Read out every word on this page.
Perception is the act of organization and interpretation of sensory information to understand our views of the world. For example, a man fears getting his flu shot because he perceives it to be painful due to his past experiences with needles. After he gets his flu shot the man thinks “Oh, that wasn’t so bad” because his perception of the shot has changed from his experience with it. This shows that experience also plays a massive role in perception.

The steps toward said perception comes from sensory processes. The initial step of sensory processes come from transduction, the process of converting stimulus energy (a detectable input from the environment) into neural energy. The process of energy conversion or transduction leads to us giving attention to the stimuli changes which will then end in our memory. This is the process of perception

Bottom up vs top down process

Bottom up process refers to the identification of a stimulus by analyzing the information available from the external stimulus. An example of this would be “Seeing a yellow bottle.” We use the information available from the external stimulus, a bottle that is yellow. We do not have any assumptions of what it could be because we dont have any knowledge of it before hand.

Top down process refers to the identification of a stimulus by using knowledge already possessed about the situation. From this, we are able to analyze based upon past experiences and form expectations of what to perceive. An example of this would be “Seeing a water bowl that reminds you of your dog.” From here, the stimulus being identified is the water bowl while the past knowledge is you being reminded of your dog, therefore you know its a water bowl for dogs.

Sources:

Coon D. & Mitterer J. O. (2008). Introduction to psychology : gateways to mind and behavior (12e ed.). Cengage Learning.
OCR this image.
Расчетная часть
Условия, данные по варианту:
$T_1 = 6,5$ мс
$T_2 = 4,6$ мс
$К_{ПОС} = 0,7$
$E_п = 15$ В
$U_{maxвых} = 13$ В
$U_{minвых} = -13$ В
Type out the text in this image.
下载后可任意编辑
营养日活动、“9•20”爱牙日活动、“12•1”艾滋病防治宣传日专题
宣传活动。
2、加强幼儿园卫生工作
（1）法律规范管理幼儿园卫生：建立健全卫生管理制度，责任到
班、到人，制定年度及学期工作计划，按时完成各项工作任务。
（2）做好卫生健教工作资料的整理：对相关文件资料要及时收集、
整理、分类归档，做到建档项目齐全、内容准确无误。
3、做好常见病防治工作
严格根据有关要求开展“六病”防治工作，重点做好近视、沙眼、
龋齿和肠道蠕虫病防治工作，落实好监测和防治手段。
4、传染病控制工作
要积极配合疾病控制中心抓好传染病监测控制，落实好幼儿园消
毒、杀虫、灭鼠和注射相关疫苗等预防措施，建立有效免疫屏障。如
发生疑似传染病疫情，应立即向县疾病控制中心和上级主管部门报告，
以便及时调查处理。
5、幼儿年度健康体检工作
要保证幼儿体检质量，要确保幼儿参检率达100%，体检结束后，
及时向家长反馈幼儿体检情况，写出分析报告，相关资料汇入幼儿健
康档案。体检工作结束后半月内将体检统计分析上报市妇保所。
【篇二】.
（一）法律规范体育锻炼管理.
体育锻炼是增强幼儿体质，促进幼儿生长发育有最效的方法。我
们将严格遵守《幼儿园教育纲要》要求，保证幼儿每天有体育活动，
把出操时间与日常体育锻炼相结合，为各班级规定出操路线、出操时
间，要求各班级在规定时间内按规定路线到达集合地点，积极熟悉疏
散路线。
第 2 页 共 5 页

== == ==

- **Task details**:
Retype the material in full, character for character.

- **Answer to the task**:
Read out every word on this page.
Perception is the act of organization and interpretation of sensory information to understand our views of the world. For example, a man fears getting his flu shot because he perceives it to be painful due to his past experiences with needles. After he gets his flu shot the man thinks “Oh, that wasn’t so bad” because his perception of the shot has changed from his experience with it. This shows that experience also plays a massive role in perception.

The steps toward said perception comes from sensory processes. The initial step of sensory processes come from transduction, the process of converting stimulus energy (a detectable input from the environment) into neural energy. The process of energy conversion or transduction leads to us giving attention to the stimuli changes which will then end in our memory. This is the process of perception

Bottom up vs top down process

Bottom up process refers to the identification of a stimulus by analyzing the information available from the external stimulus. An example of this would be “Seeing a yellow bottle.” We use the information available from the external stimulus, a bottle that is yellow. We do not have any assumptions of what it could be because we dont have any knowledge of it before hand.

Top down process refers to the identification of a stimulus by using knowledge already possessed about the situation. From this, we are able to analyze based upon past experiences and form expectations of what to perceive. An example of this would be “Seeing a water bowl that reminds you of your dog.” From here, the stimulus being identified is the water bowl while the past knowledge is you being reminded of your dog, therefore you know its a water bowl for dogs.

Sources:

Coon D. & Mitterer J. O. (2008). Introduction to psychology : gateways to mind and behavior (12e ed.). Cengage Learning.
OCR this image.
Расчетная часть
Условия, данные по варианту:
$T_1 = 6,5$ мс
$T_2 = 4,6$ мс
$К_{ПОС} = 0,7$
$E_п = 15$ В
$U_{maxвых} = 13$ В
$U_{minвых} = -13$ В
Type out the text in this image.
下载后可任意编辑
营养日活动、“9•20”爱牙日活动、“12•1”艾滋病防治宣传日专题
宣传活动。
2、加强幼儿园卫生工作
（1）法律规范管理幼儿园卫生：建立健全卫生管理制度，责任到
班、到人，制定年度及学期工作计划，按时完成各项工作任务。
（2）做好卫生健教工作资料的整理：对相关文件资料要及时收集、
整理、分类归档，做到建档项目齐全、内容准确无误。
3、做好常见病防治工作
严格根据有关要求开展“六病”防治工作，重点做好近视、沙眼、
龋齿和肠道蠕虫病防治工作，落实好监测和防治手段。
4、传染病控制工作
要积极配合疾病控制中心抓好传染病监测控制，落实好幼儿园消
毒、杀虫、灭鼠和注射相关疫苗等预防措施，建立有效免疫屏障。如
发生疑似传染病疫情，应立即向县疾病控制中心和上级主管部门报告，
以便及时调查处理。
5、幼儿年度健康体检工作
要保证幼儿体检质量，要确保幼儿参检率达100%，体检结束后，
及时向家长反馈幼儿体检情况，写出分析报告，相关资料汇入幼儿健
康档案。体检工作结束后半月内将体检统计分析上报市妇保所。
【篇二】.
（一）法律规范体育锻炼管理.
体育锻炼是增强幼儿体质，促进幼儿生长发育有最效的方法。我
们将严格遵守《幼儿园教育纲要》要求，保证幼儿每天有体育活动，
把出操时间与日常体育锻炼相结合，为各班级规定出操路线、出操时
间，要求各班级在规定时间内按规定路线到达集合地点，积极熟悉疏
散路线。
第 2 页 共 5 页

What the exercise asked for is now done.